## Task details
Please return, word for word, every line from the start of the items through the line holding "Enumerate the UI", inclusive. Leave the pictures out of your answer.

"""

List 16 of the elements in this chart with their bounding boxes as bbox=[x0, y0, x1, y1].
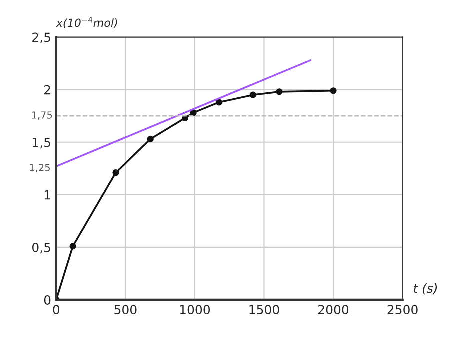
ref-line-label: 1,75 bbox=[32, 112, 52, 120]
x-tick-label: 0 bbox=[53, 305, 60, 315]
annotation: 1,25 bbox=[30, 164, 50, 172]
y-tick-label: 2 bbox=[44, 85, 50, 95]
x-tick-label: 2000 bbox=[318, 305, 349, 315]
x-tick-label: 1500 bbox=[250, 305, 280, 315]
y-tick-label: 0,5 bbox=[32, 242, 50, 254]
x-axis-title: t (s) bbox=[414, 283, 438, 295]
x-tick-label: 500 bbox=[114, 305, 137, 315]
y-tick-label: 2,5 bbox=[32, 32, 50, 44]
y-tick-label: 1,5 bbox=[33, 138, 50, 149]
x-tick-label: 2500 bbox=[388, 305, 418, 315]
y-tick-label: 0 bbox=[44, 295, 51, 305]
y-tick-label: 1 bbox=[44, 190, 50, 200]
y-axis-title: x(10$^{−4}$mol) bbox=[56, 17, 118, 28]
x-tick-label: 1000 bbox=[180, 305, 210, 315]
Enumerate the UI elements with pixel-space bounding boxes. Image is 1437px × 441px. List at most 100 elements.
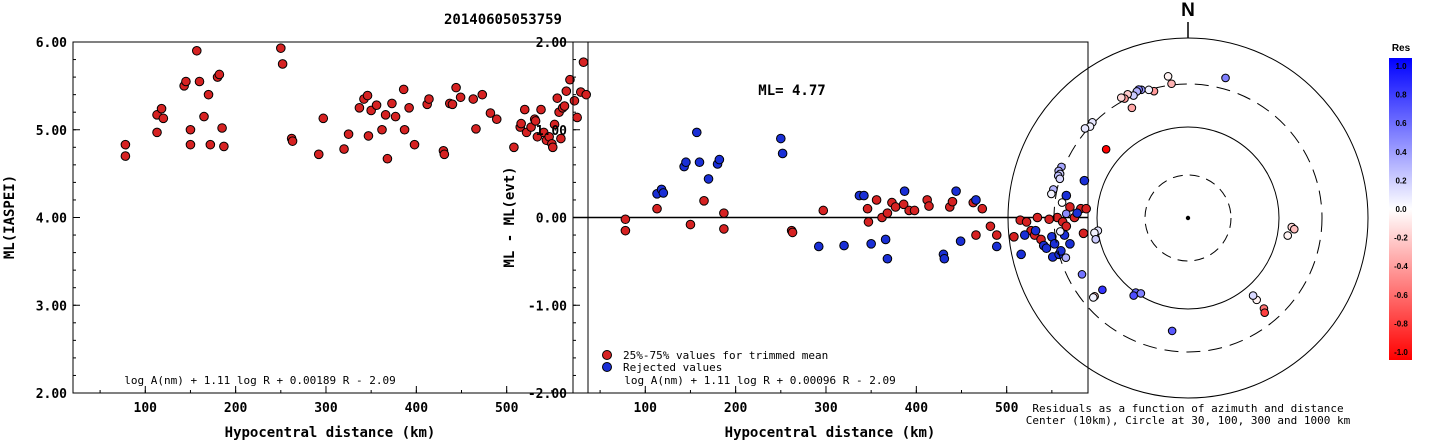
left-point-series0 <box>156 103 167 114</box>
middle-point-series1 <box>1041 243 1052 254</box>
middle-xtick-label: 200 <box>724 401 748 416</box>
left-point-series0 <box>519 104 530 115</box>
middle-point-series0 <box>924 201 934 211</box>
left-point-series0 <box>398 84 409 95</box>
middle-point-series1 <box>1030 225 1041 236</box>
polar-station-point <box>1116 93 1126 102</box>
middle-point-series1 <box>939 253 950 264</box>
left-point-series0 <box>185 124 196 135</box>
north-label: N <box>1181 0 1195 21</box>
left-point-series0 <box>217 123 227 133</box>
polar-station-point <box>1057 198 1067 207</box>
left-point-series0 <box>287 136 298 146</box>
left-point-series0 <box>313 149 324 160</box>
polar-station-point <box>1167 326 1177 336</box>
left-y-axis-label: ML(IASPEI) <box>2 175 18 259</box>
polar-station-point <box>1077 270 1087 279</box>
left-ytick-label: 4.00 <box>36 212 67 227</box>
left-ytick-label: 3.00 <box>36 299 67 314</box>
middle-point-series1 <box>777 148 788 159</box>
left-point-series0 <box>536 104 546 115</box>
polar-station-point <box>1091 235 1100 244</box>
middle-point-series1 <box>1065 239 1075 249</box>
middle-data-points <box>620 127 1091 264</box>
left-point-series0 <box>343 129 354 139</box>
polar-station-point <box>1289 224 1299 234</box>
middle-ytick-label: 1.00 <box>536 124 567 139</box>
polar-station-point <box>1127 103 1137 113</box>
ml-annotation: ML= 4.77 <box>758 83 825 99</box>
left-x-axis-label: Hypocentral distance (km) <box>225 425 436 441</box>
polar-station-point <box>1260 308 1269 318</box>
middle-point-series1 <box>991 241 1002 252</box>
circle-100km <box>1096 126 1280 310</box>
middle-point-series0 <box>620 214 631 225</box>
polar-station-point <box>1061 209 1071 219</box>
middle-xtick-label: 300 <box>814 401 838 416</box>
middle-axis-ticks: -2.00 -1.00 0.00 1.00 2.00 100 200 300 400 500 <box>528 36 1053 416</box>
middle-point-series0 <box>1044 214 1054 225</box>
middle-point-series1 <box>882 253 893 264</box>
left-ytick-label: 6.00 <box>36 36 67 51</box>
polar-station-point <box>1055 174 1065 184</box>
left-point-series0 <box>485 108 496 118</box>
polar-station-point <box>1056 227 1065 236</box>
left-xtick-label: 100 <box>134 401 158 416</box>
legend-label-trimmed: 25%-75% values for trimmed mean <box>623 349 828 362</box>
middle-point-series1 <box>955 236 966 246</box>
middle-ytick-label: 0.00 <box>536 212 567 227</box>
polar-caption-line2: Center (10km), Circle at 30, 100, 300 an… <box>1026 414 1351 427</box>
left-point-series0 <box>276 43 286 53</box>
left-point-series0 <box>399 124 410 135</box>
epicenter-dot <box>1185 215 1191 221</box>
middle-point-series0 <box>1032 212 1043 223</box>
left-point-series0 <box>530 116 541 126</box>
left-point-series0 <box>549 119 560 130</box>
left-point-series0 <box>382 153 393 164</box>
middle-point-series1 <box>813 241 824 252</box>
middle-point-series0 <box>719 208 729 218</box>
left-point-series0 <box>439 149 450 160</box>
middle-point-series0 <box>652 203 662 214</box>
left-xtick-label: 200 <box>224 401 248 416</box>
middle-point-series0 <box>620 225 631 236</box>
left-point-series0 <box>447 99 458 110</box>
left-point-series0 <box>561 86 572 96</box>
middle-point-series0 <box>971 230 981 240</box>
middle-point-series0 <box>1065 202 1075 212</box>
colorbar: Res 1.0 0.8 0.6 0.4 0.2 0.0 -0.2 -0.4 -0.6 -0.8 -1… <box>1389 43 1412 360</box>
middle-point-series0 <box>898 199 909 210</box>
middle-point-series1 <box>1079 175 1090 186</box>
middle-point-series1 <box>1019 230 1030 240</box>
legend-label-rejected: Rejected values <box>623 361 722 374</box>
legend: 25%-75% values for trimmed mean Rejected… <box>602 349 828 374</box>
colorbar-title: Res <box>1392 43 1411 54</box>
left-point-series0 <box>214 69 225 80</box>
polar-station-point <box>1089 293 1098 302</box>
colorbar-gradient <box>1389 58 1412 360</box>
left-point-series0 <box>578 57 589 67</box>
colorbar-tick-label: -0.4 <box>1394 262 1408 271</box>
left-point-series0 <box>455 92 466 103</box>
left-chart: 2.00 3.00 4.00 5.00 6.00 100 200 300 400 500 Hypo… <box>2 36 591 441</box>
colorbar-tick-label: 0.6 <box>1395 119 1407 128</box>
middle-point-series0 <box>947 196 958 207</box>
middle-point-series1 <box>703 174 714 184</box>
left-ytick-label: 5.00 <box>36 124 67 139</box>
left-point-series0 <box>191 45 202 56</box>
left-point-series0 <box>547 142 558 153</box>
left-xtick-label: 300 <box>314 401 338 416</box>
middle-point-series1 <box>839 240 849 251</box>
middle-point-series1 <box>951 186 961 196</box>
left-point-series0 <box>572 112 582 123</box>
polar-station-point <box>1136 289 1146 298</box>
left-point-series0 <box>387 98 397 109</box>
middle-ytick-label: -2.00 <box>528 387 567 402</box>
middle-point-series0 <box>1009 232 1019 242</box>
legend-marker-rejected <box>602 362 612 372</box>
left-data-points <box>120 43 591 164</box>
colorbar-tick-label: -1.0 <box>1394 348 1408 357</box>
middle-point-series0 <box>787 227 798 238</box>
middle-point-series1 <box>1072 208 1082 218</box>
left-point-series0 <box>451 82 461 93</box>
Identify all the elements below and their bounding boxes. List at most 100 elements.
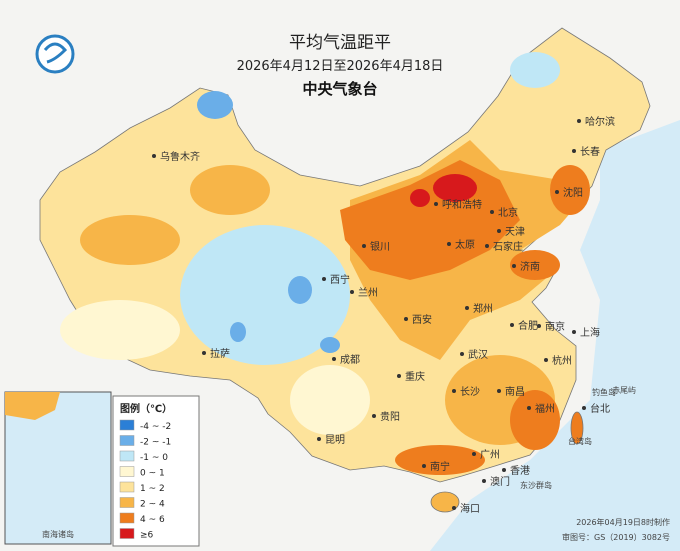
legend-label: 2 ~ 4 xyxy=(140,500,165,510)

"""

## Completed exercise
List 16 of the elements in this chart with their bounding boxes as bbox=[x0, y0, x1, y1].
ref-line-label: 1,75 bbox=[32, 112, 52, 120]
x-tick-label: 0 bbox=[53, 305, 60, 315]
annotation: 1,25 bbox=[30, 164, 50, 172]
y-tick-label: 2 bbox=[44, 85, 50, 95]
x-tick-label: 2000 bbox=[318, 305, 349, 315]
x-tick-label: 1500 bbox=[250, 305, 280, 315]
y-tick-label: 0,5 bbox=[32, 242, 50, 254]
x-axis-title: t (s) bbox=[414, 283, 438, 295]
x-tick-label: 500 bbox=[114, 305, 137, 315]
y-tick-label: 2,5 bbox=[32, 32, 50, 44]
y-tick-label: 1,5 bbox=[33, 138, 50, 149]
x-tick-label: 2500 bbox=[388, 305, 418, 315]
y-tick-label: 0 bbox=[44, 295, 51, 305]
y-tick-label: 1 bbox=[44, 190, 50, 200]
y-axis-title: x(10$^{−4}$mol) bbox=[56, 17, 118, 28]
x-tick-label: 1000 bbox=[180, 305, 210, 315]
Enumerate the UI elements with pixel-space bounding boxes. Image is 1437px × 441px. List at most 100 elements.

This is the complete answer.